Start Excerpted data

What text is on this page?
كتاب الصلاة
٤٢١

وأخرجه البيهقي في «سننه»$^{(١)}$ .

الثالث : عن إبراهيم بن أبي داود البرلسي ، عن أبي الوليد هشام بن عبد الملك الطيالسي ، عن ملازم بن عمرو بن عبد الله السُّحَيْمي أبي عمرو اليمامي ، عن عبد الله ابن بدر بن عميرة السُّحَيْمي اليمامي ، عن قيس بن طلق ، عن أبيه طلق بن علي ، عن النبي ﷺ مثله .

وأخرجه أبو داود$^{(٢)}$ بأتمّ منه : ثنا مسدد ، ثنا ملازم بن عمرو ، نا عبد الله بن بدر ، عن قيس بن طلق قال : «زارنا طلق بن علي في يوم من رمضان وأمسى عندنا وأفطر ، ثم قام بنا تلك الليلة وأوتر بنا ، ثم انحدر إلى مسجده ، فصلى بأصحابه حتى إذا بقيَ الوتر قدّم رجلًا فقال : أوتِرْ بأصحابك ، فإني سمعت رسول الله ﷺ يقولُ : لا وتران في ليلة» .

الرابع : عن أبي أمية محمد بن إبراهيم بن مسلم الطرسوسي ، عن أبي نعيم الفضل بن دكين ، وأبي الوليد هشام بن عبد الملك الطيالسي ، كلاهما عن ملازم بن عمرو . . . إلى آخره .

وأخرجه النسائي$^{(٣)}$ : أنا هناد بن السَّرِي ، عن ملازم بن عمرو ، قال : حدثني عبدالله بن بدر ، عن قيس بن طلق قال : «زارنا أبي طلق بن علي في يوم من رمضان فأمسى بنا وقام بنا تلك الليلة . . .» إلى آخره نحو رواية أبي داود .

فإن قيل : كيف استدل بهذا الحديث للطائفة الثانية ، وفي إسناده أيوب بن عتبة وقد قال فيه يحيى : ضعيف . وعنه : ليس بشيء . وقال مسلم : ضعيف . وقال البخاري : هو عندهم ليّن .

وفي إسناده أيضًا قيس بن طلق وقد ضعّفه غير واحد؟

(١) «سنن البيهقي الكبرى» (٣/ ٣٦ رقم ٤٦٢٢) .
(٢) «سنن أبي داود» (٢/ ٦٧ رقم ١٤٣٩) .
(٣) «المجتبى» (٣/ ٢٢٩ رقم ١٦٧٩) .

End Excerpted data

# What is expected:
Check each line of the records for the word "البيهقي", and show the lines that contain it.

# Full solution:
وأخرجه البيهقي في «سننه»$^{(١)}$ .
(١) «سنن البيهقي الكبرى» (٣/ ٣٦ رقم ٤٦٢٢) .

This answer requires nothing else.